**Aim**
Identify every line in the records below that contains the word "koia", and copy each of those lines.

Collected data entries:
+++

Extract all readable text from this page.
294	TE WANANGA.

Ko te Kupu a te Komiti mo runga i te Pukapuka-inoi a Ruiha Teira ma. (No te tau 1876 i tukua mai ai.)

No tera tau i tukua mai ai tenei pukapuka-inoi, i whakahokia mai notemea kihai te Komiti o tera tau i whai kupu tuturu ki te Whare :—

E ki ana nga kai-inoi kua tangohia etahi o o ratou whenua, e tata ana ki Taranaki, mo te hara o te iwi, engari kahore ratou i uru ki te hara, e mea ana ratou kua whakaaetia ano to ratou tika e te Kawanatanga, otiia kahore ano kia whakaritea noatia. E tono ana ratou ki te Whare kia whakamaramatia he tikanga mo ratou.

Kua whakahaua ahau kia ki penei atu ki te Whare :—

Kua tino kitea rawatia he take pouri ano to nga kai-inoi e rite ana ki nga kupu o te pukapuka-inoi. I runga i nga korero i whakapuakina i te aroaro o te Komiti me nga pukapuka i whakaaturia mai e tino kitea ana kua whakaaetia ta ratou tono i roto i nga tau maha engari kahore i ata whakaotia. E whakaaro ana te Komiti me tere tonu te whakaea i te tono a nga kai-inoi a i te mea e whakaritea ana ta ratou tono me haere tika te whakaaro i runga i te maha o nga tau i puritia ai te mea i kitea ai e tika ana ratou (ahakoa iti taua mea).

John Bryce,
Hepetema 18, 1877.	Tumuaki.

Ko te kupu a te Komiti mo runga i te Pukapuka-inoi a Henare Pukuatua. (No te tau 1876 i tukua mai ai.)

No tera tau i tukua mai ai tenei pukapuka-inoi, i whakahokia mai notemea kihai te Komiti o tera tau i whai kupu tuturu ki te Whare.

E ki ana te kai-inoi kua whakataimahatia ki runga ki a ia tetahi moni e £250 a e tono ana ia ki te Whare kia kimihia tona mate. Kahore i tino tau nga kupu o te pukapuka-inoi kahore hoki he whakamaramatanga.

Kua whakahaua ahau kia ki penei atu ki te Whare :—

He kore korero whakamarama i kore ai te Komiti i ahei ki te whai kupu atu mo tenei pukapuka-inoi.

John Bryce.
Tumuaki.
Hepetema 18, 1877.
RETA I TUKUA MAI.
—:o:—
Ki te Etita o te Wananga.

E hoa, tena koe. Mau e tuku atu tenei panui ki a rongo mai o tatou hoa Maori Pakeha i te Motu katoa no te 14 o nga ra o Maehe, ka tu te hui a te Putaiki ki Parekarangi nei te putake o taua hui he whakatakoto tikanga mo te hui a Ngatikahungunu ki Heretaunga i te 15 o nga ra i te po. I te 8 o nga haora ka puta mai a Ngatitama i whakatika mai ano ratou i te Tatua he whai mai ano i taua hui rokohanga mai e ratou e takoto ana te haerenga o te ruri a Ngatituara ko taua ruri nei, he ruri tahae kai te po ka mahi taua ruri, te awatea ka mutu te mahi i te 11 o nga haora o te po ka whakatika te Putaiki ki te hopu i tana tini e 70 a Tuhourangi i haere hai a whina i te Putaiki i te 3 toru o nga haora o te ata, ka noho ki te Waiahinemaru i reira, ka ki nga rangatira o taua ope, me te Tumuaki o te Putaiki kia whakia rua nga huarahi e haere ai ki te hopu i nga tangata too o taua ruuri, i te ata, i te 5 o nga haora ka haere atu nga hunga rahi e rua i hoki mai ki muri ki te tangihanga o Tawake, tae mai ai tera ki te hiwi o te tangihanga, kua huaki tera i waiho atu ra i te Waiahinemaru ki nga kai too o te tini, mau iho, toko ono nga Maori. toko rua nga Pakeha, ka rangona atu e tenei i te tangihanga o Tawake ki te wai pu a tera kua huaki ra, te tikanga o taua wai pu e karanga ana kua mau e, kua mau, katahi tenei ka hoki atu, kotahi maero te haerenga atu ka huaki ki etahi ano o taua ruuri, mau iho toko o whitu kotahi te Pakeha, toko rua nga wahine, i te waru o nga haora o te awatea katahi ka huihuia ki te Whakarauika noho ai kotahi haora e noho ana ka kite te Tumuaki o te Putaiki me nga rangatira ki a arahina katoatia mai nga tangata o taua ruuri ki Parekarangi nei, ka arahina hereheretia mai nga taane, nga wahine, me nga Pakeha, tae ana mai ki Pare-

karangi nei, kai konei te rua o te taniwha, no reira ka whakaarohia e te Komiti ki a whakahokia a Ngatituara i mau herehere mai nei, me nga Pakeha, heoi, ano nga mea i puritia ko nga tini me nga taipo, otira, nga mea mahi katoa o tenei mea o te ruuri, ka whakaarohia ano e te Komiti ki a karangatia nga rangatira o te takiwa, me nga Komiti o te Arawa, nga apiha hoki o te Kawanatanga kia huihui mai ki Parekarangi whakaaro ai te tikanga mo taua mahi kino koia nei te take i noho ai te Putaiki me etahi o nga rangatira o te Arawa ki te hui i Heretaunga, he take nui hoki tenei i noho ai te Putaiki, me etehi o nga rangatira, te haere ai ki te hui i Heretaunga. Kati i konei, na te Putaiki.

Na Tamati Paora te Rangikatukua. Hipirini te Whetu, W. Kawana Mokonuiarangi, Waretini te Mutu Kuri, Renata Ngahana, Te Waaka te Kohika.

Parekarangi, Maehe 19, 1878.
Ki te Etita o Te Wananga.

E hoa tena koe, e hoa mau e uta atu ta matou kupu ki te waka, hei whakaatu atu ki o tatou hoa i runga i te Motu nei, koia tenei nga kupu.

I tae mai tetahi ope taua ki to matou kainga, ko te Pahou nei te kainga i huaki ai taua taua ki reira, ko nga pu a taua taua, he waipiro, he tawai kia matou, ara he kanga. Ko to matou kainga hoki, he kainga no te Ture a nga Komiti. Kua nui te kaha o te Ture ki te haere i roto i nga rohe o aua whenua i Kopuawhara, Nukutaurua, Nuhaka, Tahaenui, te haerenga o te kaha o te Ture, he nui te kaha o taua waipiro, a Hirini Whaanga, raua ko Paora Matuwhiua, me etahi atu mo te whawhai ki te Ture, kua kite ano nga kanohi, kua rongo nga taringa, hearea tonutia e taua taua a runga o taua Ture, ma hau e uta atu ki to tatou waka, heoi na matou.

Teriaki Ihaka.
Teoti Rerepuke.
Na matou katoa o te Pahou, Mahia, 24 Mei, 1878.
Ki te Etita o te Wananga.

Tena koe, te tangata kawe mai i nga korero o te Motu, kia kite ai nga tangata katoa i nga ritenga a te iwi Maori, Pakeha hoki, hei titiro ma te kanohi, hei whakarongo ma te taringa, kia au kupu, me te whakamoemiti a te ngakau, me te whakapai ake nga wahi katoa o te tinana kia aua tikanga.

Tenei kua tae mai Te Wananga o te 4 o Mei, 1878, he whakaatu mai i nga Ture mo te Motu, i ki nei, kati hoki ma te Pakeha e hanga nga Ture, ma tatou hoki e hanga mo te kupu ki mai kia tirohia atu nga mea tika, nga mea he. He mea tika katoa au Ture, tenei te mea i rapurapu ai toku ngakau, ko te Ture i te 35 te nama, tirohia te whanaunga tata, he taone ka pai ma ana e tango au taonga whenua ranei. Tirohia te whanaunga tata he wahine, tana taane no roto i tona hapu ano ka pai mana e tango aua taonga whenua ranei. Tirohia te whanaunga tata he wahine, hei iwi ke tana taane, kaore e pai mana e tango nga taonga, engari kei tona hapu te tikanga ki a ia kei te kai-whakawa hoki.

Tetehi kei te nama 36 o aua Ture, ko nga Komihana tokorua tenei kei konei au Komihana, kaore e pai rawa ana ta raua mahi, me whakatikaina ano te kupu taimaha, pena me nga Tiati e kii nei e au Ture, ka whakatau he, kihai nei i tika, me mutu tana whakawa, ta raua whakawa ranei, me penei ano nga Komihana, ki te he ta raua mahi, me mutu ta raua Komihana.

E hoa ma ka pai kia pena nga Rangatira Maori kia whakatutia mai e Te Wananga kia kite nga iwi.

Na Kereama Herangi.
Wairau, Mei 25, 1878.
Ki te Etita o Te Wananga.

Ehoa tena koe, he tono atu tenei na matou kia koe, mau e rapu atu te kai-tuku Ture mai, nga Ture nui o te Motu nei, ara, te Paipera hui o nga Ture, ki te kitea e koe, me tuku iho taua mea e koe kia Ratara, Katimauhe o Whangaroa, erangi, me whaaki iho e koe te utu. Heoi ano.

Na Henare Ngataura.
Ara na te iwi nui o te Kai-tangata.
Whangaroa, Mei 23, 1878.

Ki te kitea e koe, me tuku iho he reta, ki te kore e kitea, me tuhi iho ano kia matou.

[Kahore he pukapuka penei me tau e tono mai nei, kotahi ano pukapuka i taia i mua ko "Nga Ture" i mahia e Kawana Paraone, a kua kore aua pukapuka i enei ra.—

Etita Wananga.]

+++

**Task output**
karangi nei, kai konei te rua o te taniwha, no reira ka whakaarohia e te Komiti ki a whakahokia a Ngatituara i mau herehere mai nei, me nga Pakeha, heoi, ano nga mea i puritia ko nga tini me nga taipo, otira, nga mea mahi katoa o tenei mea o te ruuri, ka whakaarohia ano e te Komiti ki a karangatia nga rangatira o te takiwa, me nga Komiti o te Arawa, nga apiha hoki o te Kawanatanga kia huihui mai ki Parekarangi whakaaro ai te tikanga mo taua mahi kino koia nei te take i noho ai te Putaiki me etahi o nga rangatira o te Arawa ki te hui i Heretaunga, he take nui hoki tenei i noho ai te Putaiki, me etehi o nga rangatira, te haere ai ki te hui i Heretaunga. Kati i konei, na te Putaiki.
E hoa tena koe, e hoa mau e uta atu ta matou kupu ki te waka, hei whakaatu atu ki o tatou hoa i runga i te Motu nei, koia tenei nga kupu.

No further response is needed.